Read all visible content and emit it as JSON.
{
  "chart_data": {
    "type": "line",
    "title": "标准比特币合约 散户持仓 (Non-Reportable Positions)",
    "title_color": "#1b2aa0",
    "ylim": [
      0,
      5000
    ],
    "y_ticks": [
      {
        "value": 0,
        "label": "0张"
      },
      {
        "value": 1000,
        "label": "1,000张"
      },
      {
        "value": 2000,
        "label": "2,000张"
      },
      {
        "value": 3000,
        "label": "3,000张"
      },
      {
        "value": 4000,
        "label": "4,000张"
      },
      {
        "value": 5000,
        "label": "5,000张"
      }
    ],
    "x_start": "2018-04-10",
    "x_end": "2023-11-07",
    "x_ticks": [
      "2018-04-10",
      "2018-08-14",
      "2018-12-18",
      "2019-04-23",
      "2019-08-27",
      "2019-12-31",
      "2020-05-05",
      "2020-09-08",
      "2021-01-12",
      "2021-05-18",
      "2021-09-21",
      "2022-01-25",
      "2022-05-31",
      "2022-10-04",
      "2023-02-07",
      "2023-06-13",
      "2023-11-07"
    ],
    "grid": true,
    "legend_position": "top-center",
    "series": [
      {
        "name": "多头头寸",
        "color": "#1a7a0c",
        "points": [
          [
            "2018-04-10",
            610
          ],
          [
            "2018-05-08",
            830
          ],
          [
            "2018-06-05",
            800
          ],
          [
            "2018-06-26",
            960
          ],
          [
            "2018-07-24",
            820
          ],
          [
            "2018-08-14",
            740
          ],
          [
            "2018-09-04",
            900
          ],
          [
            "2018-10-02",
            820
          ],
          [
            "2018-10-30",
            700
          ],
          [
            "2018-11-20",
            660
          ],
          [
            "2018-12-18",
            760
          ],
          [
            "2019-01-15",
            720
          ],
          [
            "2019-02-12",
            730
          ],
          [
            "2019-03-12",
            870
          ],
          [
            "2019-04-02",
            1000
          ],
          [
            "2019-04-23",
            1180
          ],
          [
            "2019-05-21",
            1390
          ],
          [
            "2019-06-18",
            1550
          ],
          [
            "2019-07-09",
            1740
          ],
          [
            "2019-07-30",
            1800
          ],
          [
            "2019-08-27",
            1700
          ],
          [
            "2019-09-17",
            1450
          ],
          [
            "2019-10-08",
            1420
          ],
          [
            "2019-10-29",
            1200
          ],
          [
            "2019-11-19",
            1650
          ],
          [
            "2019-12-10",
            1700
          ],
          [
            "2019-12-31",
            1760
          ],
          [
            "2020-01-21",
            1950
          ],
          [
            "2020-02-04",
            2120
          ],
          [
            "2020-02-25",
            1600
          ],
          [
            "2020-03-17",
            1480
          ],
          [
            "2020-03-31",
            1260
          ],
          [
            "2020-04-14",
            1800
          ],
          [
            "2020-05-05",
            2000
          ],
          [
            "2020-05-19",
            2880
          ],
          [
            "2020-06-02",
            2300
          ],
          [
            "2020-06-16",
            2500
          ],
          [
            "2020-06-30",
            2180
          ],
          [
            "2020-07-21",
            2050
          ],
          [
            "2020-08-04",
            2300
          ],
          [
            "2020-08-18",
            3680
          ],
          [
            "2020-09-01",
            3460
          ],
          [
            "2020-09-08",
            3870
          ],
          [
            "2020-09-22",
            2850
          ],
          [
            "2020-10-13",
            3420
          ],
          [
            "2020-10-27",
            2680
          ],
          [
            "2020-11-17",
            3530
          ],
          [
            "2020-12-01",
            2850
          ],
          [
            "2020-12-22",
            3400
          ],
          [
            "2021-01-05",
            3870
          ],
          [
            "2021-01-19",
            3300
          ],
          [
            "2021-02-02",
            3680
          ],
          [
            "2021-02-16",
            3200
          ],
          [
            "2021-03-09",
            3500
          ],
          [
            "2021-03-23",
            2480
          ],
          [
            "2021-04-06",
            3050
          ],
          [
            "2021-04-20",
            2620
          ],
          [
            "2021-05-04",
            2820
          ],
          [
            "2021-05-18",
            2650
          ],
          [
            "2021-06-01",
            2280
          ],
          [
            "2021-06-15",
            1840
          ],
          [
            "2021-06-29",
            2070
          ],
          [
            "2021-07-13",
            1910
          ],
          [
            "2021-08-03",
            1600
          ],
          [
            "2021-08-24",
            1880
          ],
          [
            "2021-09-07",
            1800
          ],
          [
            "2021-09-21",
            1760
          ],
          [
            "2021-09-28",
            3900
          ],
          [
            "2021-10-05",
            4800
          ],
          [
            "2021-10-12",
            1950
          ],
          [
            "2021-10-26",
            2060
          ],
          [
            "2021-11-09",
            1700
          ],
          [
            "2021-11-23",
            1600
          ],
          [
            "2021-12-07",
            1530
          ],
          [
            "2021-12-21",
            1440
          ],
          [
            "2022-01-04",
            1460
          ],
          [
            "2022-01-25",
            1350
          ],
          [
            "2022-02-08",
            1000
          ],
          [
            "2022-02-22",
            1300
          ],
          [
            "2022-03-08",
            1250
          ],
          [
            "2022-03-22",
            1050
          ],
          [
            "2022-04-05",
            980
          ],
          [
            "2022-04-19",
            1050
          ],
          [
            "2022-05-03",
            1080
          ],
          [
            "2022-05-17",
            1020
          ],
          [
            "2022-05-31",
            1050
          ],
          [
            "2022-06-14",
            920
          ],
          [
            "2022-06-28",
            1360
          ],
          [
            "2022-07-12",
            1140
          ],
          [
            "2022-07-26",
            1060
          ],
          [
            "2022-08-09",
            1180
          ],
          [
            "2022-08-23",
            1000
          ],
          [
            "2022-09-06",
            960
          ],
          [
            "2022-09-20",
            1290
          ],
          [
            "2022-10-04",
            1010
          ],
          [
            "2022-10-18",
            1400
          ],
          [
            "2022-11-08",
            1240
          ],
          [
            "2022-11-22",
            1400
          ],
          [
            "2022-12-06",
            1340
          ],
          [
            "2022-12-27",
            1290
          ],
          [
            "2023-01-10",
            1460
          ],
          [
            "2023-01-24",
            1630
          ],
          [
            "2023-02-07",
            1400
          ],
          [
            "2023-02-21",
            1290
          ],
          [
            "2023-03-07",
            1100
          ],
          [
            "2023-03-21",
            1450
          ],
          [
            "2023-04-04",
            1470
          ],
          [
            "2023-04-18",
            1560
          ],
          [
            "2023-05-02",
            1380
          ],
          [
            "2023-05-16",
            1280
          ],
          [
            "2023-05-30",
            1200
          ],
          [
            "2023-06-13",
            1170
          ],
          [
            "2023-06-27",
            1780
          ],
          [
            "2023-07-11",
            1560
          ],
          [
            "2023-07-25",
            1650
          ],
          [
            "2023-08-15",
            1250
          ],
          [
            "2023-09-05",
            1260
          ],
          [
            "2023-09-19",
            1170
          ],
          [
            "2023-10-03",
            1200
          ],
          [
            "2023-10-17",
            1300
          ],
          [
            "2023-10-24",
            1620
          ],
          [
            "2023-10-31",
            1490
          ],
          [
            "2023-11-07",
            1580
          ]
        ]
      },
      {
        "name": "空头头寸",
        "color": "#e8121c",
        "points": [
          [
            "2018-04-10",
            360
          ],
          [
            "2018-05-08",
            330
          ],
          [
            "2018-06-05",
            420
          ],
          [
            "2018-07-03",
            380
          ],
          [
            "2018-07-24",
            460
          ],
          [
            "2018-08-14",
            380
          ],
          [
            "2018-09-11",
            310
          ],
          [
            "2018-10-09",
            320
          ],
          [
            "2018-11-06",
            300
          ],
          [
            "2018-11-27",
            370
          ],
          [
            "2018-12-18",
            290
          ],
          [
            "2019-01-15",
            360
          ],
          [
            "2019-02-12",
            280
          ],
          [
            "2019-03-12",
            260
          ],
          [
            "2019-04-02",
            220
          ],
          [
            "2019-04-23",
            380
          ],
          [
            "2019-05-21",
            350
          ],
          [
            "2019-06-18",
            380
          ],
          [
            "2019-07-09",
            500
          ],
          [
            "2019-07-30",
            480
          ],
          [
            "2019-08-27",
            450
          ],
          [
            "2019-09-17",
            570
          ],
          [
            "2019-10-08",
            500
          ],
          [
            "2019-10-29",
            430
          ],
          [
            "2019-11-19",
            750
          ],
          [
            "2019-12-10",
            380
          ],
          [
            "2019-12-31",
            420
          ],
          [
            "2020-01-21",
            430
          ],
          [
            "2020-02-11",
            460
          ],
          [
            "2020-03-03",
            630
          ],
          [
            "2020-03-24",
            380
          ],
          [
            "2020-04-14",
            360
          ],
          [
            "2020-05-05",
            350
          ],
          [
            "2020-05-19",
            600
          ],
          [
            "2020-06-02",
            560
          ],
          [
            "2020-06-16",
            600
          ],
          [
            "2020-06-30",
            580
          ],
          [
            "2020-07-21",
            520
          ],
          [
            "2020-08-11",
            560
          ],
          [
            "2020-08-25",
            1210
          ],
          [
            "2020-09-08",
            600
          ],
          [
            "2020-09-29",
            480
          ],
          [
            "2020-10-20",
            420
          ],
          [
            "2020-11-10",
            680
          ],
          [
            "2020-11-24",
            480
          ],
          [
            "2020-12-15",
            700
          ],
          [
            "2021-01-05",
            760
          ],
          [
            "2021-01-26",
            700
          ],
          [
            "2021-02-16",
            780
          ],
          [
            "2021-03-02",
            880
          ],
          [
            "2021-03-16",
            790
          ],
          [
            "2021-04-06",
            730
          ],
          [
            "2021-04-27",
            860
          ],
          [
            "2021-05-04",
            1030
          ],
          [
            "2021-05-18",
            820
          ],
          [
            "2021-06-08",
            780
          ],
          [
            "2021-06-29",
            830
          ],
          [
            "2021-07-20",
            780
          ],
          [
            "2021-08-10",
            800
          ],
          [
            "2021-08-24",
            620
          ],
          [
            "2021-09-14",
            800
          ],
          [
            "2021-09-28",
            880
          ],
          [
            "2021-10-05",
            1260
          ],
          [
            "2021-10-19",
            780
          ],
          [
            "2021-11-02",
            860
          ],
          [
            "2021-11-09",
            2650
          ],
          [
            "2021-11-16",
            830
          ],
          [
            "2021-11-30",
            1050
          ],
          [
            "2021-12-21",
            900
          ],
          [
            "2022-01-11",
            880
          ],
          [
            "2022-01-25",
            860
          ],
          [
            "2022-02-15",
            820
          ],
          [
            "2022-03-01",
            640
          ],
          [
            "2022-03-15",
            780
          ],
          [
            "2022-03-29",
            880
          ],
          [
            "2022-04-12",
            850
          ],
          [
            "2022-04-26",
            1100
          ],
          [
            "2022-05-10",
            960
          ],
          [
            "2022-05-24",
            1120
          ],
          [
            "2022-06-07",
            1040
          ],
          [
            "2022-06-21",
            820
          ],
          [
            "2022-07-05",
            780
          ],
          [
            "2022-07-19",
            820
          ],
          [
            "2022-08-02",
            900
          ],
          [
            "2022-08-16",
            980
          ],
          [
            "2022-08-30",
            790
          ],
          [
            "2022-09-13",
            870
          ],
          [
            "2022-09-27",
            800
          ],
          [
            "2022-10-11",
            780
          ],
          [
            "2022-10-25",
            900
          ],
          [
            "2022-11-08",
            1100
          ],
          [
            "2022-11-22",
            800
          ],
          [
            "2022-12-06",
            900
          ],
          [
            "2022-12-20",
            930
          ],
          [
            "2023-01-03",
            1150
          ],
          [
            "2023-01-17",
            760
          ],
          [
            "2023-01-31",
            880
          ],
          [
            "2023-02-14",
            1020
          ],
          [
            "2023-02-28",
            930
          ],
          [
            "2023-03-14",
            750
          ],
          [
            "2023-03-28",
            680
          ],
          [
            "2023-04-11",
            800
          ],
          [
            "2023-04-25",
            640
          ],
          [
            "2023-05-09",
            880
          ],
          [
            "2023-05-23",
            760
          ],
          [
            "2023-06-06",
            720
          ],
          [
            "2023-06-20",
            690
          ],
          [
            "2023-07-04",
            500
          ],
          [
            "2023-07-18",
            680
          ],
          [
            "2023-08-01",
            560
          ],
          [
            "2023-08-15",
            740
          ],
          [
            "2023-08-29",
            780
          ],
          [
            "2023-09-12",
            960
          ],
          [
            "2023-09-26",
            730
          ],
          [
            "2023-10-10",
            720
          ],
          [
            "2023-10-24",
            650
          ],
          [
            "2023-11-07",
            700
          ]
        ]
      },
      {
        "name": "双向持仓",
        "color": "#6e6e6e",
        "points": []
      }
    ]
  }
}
■ ■ ■ ■ ■ ■ ■
Task to complete ▸ State how many lines above include the word "value", and nothing more.

Solved problem ▸ 6